(Data records)
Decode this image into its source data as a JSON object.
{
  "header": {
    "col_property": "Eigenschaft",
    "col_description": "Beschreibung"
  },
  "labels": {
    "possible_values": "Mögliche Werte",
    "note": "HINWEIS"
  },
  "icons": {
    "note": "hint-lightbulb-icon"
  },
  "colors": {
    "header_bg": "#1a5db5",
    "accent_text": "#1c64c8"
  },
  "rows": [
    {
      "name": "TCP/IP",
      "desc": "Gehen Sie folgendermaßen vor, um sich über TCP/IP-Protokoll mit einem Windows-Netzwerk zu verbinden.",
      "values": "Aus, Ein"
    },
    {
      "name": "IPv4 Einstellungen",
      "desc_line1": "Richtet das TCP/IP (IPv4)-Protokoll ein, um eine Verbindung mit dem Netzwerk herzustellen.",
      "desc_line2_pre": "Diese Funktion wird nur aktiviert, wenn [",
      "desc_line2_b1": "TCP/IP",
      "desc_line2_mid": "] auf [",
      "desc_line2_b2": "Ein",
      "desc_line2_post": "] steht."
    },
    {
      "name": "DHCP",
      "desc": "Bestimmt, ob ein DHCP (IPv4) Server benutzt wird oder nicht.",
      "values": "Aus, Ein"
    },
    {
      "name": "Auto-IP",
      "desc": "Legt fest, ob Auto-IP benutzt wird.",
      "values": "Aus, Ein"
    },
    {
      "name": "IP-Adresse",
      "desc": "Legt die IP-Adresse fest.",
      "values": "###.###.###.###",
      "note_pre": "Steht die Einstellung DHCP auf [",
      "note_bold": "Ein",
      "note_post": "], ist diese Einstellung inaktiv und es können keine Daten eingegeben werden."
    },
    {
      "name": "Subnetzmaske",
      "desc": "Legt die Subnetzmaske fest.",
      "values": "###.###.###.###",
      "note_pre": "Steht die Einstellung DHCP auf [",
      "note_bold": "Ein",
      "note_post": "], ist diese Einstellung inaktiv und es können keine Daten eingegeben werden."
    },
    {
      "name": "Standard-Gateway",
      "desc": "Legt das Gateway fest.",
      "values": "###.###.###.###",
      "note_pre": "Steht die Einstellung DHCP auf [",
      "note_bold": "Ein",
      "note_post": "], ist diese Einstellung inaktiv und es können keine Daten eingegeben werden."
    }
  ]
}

§ What you need to do
Restate all of the entries above precisely.

§ Result for this task
Decode this image into its source data as a JSON object.
{
  "header": {
    "col_property": "Eigenschaft",
    "col_description": "Beschreibung"
  },
  "labels": {
    "possible_values": "Mögliche Werte",
    "note": "HINWEIS"
  },
  "icons": {
    "note": "hint-lightbulb-icon"
  },
  "colors": {
    "header_bg": "#1a5db5",
    "accent_text": "#1c64c8"
  },
  "rows": [
    {
      "name": "TCP/IP",
      "desc": "Gehen Sie folgendermaßen vor, um sich über TCP/IP-Protokoll mit einem Windows-Netzwerk zu verbinden.",
      "values": "Aus, Ein"
    },
    {
      "name": "IPv4 Einstellungen",
      "desc_line1": "Richtet das TCP/IP (IPv4)-Protokoll ein, um eine Verbindung mit dem Netzwerk herzustellen.",
      "desc_line2_pre": "Diese Funktion wird nur aktiviert, wenn [",
      "desc_line2_b1": "TCP/IP",
      "desc_line2_mid": "] auf [",
      "desc_line2_b2": "Ein",
      "desc_line2_post": "] steht."
    },
    {
      "name": "DHCP",
      "desc": "Bestimmt, ob ein DHCP (IPv4) Server benutzt wird oder nicht.",
      "values": "Aus, Ein"
    },
    {
      "name": "Auto-IP",
      "desc": "Legt fest, ob Auto-IP benutzt wird.",
      "values": "Aus, Ein"
    },
    {
      "name": "IP-Adresse",
      "desc": "Legt die IP-Adresse fest.",
      "values": "###.###.###.###",
      "note_pre": "Steht die Einstellung DHCP auf [",
      "note_bold": "Ein",
      "note_post": "], ist diese Einstellung inaktiv und es können keine Daten eingegeben werden."
    },
    {
      "name": "Subnetzmaske",
      "desc": "Legt die Subnetzmaske fest.",
      "values": "###.###.###.###",
      "note_pre": "Steht die Einstellung DHCP auf [",
      "note_bold": "Ein",
      "note_post": "], ist diese Einstellung inaktiv und es können keine Daten eingegeben werden."
    },
    {
      "name": "Standard-Gateway",
      "desc": "Legt das Gateway fest.",
      "values": "###.###.###.###",
      "note_pre": "Steht die Einstellung DHCP auf [",
      "note_bold": "Ein",
      "note_post": "], ist diese Einstellung inaktiv und es können keine Daten eingegeben werden."
    }
  ]
}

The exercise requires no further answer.